• **Your task**
Copy all lines of the listing that include the string "TradingView".
——————————
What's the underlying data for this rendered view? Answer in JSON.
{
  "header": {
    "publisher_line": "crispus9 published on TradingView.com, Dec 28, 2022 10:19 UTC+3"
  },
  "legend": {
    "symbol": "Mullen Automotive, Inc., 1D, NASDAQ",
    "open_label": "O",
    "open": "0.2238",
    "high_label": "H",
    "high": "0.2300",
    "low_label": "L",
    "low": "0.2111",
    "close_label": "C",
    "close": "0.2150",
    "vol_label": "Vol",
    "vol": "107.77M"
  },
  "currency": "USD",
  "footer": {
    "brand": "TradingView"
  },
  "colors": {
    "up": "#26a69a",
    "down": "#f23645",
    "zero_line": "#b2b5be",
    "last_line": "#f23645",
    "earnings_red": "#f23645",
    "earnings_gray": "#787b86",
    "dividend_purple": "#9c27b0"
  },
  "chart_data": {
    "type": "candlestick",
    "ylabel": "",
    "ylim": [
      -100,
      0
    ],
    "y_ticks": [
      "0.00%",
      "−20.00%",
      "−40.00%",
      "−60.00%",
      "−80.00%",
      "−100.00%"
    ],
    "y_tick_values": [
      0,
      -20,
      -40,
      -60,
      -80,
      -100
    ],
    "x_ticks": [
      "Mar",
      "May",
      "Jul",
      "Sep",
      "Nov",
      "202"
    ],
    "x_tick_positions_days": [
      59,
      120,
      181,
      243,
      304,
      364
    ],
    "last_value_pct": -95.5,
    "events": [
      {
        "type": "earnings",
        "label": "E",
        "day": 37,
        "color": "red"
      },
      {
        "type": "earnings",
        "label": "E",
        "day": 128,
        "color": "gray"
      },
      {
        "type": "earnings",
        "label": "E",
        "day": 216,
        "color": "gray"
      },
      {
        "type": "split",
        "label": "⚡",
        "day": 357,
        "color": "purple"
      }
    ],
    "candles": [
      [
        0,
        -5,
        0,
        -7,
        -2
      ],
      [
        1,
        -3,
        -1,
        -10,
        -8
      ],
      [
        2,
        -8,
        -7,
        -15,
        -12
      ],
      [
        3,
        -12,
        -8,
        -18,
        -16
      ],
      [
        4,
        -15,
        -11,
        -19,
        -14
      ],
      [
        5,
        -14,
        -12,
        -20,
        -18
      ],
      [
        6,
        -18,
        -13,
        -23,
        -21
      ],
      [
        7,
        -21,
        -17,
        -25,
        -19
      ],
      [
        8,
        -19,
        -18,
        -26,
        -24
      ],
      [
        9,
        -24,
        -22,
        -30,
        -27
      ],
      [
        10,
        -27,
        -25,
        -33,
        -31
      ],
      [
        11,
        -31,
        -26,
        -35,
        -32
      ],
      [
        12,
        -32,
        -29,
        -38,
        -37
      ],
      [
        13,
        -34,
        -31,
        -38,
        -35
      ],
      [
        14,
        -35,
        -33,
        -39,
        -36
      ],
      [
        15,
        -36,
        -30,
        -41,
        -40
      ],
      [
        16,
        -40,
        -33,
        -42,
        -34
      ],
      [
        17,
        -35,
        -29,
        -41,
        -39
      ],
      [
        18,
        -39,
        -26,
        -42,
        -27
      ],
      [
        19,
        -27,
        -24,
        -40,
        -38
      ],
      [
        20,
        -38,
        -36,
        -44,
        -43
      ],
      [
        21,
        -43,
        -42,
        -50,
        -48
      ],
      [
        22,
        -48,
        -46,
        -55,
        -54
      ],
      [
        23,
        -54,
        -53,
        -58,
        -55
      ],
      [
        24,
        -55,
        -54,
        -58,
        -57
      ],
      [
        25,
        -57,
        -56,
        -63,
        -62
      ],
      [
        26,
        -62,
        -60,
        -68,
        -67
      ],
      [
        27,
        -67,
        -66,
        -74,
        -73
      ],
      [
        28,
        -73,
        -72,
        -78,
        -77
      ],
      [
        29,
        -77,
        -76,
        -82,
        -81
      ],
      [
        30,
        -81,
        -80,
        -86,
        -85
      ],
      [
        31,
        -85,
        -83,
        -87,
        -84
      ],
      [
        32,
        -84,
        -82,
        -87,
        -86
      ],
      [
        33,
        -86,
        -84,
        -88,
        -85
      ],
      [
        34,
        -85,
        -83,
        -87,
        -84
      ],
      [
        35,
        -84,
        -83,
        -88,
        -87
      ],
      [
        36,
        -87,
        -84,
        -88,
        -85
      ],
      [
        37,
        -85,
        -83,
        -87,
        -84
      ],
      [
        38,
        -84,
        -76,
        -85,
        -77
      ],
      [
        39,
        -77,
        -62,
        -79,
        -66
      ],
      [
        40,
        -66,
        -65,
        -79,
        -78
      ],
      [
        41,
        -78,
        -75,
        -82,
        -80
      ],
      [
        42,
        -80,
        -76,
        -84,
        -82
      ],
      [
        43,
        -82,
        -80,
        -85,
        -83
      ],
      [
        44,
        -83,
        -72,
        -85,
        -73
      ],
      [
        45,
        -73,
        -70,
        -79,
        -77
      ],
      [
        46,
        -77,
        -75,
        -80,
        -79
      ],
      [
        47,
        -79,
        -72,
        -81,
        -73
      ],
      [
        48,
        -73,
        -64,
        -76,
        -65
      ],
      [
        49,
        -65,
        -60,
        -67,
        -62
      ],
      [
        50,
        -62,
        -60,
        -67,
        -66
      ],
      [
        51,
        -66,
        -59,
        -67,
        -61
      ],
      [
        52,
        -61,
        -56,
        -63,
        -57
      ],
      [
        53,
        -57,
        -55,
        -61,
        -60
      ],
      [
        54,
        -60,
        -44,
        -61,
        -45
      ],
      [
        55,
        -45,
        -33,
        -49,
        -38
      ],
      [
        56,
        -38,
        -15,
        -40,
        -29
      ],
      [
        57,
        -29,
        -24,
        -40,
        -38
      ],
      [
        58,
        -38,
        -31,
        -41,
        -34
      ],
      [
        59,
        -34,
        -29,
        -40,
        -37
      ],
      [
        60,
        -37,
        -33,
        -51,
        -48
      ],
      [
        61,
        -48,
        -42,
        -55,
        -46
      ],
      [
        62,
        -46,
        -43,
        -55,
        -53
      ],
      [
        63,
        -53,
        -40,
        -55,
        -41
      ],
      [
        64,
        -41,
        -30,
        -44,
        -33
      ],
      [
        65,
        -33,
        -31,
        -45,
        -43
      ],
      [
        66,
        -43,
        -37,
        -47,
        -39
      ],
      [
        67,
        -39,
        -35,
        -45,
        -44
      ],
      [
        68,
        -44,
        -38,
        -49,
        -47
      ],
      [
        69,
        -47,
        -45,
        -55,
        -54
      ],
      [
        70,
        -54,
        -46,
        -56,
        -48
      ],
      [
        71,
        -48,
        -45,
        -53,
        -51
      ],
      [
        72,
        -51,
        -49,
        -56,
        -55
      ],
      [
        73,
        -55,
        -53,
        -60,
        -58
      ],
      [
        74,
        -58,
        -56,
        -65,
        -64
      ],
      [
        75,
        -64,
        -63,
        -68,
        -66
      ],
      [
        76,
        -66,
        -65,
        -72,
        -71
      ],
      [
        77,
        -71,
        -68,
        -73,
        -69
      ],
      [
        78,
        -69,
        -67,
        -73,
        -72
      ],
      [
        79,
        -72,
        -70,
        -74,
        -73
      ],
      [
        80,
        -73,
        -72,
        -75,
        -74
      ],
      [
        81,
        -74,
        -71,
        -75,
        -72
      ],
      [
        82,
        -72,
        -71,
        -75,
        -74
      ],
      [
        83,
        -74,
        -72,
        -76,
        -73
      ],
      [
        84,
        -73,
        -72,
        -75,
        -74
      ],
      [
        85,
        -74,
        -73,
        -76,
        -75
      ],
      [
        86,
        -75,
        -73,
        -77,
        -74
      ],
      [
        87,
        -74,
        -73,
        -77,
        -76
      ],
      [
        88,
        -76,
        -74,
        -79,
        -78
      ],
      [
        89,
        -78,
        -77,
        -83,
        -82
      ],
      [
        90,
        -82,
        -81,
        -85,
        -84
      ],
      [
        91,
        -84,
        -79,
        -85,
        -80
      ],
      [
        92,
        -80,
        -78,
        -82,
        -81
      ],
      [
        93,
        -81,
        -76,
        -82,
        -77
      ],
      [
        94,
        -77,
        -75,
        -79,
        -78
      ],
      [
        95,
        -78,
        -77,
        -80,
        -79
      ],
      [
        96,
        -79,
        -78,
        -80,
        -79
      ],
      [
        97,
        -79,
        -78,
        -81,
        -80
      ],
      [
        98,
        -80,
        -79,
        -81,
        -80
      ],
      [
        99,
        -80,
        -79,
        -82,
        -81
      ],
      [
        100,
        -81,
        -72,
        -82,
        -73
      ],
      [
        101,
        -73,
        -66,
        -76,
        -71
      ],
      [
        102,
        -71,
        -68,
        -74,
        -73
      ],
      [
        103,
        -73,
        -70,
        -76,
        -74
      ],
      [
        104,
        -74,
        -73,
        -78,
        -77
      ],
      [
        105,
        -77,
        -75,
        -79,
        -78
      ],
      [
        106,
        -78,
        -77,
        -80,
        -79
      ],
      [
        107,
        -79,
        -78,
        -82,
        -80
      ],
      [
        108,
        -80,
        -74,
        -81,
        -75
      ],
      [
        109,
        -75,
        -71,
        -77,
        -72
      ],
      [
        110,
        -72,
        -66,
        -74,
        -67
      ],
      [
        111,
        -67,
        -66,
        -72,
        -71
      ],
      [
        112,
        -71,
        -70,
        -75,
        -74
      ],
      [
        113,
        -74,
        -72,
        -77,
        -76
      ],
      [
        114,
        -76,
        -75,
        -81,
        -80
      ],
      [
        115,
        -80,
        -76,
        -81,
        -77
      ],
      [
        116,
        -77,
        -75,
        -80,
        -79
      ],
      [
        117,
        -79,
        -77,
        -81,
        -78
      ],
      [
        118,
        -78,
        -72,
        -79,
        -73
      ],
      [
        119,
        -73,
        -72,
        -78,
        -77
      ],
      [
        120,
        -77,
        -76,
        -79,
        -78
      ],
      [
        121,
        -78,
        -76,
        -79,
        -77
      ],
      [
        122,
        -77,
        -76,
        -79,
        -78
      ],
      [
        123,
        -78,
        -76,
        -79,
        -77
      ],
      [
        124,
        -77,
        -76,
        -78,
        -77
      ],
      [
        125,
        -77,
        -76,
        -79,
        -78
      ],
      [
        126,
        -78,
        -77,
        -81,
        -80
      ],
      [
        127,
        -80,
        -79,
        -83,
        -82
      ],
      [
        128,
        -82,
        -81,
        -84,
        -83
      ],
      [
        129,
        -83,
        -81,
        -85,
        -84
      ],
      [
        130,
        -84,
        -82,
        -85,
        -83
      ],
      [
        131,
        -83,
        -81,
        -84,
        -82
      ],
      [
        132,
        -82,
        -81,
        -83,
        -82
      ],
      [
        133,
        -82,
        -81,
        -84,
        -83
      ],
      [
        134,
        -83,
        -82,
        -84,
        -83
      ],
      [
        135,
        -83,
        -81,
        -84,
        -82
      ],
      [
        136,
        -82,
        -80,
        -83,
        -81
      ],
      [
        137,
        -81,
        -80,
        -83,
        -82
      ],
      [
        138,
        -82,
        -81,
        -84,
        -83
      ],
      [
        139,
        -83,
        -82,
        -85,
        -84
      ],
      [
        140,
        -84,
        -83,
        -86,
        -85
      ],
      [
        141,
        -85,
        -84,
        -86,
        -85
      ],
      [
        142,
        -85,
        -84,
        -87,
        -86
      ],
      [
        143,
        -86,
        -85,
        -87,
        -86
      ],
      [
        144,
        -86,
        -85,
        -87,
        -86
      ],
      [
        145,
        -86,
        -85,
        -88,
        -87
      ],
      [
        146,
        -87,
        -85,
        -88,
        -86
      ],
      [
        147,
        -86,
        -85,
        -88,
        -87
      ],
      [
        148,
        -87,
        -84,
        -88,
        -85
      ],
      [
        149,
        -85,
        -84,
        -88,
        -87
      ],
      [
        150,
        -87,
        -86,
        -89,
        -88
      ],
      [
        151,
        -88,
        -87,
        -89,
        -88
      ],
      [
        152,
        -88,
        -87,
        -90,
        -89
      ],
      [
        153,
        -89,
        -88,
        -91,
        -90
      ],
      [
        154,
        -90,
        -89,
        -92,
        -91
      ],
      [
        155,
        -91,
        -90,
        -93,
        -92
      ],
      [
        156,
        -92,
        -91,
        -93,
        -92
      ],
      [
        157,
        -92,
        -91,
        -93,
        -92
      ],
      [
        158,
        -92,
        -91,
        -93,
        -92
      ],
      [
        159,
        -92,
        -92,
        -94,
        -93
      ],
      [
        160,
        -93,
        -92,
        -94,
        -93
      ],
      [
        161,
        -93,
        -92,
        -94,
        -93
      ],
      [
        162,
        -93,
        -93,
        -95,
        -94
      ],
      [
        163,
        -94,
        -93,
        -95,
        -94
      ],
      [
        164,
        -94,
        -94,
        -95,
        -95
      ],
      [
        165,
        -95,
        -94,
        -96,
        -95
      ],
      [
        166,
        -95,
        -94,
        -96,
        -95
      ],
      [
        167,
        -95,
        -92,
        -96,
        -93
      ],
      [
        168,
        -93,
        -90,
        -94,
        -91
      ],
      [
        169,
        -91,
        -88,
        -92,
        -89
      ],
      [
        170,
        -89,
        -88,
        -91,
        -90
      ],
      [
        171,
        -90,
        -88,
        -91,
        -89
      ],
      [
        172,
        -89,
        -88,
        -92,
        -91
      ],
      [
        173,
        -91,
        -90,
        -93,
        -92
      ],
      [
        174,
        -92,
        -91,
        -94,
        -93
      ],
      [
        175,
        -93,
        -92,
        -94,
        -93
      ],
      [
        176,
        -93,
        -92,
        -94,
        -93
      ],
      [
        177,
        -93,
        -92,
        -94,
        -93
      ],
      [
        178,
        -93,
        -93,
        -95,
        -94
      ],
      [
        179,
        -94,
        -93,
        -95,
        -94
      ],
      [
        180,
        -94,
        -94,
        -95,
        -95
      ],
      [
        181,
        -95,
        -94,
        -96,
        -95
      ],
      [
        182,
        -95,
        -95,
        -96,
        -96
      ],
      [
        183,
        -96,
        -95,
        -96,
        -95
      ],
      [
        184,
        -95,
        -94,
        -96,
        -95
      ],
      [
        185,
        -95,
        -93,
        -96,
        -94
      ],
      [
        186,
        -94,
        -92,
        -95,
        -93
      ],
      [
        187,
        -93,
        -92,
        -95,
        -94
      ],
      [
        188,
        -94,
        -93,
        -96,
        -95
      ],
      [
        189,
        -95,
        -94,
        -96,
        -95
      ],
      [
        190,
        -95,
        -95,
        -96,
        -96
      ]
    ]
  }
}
——————————
• **Response to this exercise**
    "publisher_line": "crispus9 published on TradingView.com, Dec 28, 2022 10:19 UTC+3"
    "brand": "TradingView"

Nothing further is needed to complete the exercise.